Objectives:
1 > Sum up the review of Louis Lortie's second Fauré volume in two sentences.
2 > Carry on the review of Louis Lortie's second Fauré volume from where it stops.

Document text:
---+---
The second volume of Louis Lortie’s series of Fauré recitals offers the kind of solace that repays repeated hearings, with the prospect of enjoyment increasing with each one.

As in the first volume, Lortie incorporates his own transcriptions of Fauré’s best-known works, here the ‘Pie Jesu’ and the ‘In paradisum’ from the Requiem, each prepared and executed with love and care. They bookend works from various periods of the composer’s life, from the romantic early Ballade in F sharp minor to the enigmatic and unsettling Nocturne No 13, which was Fauré’s farewell to piano solo music. Lortie injects each episode of the Ballade with youthful exuberance and lust for life, as much as he yearns for lost youth and life in the fervent pleas of the Nocturne. I still have a slight preference for the shy introversion Germaine Thyssens-Valentin brings to the opening (Testament, 8/02). But let’s just accept that she is the unattainable zenith, the woman with direct access to the heart of Fauré’s music.

Here and elsewhere I have some reservations about the immediacy of the Fazioli, and I wonder whether Lortie’s poetry might have resonated even better through a warmer and more rounded piano sound. But he certainly makes a much better case for the instrument than Angela Hewitt (Hyperion, 9/13). Where Hewitt plods through the Theme of the C sharp minor Theme and Variations, Lortie endows it with a sense of inevitability and goes on to bring far greater coherence and drama to the piece as a whole.
---+---
Dataset records:
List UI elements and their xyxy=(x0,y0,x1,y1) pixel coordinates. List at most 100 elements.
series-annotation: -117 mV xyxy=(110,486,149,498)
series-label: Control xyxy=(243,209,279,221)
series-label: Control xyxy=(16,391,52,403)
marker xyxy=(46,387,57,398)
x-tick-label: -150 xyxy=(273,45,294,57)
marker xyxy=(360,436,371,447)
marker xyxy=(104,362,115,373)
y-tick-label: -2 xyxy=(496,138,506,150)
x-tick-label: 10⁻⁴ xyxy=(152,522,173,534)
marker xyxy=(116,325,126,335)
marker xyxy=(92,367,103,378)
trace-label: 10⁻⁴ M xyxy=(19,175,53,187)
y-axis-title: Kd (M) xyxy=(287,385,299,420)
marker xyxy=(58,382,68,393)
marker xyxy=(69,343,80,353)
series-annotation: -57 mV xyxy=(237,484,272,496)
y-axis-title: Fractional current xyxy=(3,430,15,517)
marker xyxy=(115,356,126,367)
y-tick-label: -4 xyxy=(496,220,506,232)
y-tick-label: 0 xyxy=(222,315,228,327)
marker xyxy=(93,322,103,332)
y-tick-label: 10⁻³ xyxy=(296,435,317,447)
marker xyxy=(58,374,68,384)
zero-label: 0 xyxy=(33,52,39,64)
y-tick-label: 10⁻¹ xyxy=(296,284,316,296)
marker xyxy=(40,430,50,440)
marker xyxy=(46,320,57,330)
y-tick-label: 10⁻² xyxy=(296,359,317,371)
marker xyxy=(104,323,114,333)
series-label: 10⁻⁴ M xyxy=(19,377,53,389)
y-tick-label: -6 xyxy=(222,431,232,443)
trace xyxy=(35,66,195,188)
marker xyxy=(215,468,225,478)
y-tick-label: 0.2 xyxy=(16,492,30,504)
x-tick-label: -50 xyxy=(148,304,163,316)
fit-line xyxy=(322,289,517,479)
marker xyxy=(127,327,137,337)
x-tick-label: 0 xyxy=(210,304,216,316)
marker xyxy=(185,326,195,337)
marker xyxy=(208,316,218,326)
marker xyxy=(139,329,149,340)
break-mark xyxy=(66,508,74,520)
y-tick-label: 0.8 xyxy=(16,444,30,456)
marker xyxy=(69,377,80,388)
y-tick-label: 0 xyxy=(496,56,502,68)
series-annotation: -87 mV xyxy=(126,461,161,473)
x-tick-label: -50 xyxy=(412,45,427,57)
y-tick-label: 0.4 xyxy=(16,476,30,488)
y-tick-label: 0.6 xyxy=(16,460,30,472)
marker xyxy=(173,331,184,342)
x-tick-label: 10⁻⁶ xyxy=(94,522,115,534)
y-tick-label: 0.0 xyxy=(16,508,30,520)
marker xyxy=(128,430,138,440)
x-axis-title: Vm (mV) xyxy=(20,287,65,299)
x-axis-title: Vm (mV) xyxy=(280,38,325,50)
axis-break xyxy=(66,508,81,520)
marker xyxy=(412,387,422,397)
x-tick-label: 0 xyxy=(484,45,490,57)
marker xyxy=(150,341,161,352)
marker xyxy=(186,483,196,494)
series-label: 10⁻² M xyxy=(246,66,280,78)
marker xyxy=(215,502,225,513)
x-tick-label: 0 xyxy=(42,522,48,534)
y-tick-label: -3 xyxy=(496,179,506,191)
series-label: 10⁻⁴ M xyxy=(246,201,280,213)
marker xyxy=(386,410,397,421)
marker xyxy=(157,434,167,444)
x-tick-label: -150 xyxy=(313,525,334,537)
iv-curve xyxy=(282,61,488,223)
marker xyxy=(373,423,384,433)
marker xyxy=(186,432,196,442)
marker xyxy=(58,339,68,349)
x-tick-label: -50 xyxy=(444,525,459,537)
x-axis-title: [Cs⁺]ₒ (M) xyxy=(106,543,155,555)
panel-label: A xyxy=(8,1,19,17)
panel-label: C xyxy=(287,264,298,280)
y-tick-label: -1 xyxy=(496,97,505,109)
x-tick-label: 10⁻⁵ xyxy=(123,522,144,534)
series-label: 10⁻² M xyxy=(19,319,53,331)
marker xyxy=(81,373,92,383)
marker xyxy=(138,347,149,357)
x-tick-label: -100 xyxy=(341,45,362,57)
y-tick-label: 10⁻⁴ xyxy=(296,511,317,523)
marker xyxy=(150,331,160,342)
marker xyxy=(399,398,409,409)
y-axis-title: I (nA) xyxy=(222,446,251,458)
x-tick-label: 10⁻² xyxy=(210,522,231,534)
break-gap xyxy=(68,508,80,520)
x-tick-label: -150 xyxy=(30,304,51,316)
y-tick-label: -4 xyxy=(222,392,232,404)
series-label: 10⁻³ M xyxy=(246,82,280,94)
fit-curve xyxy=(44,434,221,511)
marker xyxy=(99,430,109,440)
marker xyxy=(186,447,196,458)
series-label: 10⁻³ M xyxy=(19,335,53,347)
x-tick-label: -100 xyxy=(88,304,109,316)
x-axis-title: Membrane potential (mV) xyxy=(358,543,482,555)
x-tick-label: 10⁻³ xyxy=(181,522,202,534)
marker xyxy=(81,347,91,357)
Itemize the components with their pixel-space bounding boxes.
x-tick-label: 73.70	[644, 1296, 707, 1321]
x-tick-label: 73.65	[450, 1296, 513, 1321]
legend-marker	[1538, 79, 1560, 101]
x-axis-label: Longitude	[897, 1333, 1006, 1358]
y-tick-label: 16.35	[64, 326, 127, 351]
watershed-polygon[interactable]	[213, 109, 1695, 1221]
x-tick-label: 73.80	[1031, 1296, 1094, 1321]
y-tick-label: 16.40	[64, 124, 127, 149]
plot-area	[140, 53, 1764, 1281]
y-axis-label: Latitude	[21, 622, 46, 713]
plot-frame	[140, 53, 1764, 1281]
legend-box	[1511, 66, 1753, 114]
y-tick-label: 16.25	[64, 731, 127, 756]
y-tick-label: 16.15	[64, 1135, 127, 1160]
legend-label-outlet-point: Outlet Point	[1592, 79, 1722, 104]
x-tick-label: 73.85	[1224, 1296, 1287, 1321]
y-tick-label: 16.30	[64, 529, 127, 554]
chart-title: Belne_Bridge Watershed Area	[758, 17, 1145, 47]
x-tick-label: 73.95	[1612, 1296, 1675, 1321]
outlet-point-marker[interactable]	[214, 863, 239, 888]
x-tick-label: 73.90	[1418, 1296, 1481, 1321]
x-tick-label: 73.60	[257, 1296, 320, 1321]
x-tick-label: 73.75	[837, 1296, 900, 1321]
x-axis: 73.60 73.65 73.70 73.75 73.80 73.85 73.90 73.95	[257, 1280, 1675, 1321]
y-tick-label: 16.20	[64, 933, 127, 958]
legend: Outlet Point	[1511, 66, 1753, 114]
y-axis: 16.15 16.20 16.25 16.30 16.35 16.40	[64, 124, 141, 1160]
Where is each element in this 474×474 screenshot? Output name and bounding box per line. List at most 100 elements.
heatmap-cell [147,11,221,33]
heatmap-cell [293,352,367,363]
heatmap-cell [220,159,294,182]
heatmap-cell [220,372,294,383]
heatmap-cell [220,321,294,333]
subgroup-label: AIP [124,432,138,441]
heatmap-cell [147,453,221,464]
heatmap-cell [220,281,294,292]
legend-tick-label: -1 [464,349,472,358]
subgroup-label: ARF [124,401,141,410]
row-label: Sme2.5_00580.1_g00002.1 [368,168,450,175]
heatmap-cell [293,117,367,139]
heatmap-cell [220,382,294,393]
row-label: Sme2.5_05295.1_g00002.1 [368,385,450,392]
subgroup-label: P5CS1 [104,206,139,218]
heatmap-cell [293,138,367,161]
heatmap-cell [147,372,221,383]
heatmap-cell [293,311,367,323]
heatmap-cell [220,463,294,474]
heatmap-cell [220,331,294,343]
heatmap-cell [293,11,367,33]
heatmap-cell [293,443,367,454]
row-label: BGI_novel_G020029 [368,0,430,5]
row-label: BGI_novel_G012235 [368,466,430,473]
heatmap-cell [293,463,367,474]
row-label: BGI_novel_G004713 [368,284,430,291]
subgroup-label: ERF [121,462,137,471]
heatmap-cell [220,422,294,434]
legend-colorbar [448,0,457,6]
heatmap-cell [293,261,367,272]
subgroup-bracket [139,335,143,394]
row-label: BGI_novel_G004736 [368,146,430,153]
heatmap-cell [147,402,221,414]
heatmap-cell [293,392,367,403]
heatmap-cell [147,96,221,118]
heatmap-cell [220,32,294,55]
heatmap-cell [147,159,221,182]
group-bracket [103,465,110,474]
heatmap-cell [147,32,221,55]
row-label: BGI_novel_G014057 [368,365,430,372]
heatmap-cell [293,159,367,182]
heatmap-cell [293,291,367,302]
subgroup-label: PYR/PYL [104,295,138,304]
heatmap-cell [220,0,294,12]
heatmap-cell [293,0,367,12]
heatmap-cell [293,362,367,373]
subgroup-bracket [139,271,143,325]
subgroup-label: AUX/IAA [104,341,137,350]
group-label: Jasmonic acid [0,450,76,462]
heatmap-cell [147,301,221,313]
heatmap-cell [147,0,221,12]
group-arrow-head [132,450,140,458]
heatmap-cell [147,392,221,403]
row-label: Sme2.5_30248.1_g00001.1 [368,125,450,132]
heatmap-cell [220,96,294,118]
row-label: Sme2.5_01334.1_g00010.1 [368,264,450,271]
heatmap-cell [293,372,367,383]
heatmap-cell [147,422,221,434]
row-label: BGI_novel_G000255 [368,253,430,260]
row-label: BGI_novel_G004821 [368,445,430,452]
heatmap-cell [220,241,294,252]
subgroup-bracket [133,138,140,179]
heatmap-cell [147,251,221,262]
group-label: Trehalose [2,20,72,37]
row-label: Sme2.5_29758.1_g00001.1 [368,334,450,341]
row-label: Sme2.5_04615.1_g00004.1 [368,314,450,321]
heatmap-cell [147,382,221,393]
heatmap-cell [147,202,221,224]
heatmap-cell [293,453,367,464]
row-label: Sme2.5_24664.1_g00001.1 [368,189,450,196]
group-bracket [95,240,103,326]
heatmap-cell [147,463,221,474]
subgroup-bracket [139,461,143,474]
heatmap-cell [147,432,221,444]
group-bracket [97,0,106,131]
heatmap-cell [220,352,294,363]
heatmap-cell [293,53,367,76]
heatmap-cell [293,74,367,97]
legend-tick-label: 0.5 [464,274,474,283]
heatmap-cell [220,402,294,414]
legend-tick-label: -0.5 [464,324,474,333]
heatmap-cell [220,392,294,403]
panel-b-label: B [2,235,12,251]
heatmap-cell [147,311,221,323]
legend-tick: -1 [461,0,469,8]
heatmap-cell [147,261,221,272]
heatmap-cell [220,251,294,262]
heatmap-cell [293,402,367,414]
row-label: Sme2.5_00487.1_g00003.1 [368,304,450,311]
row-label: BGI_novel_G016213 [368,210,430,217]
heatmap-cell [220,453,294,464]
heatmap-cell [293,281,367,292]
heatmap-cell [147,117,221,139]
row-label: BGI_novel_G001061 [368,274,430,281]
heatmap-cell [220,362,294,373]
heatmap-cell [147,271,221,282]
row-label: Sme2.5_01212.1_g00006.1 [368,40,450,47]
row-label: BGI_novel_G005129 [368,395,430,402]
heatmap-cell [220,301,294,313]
---+---
Solved problems:
1 > The second volume of Louis Lortie's Fauré recitals frames works from across the composer's life, from the early Ballade in F sharp minor to the Nocturne No 13, with Lortie's own transcriptions of the 'Pie Jesu' and the 'In paradisum' from the Requiem, and the reviewer finds it rewards repeated hearings. The reviewer has some reservations about the immediacy of the Fazioli and slightly prefers Germaine Thyssens-Valentin in the Ballade's opening, but judges that Lortie makes a much better case for the instrument than Angela Hewitt, bringing far greater coherence and drama to the C sharp minor Theme and Variations.

2 >
On the other hand, it might be said that the very unevenness of the Fazioli serves to enhance the unpredictability of Fauré’s musical language. Lortie certainly excels in giving the illusion of continuous improvisation; take the unexpected harmonic glides in the Barcarolle No 12, which in his hands sound as natural complements to the rocking rhythm, as if the harmony is shifting with the gondolier’s strokes. Compare this to Pierre-Alain Volondat’s erratic rendition (Naxos, 11/96), where the limping rhythm is slanted to the point of mockery. It is Lortie’s sincerity and naturalness, infused with the utmost sensitivity and a wide colouristic palette, that makes him a star shining only a fraction less brightly than the uneclipsed Thyssens-Valentin.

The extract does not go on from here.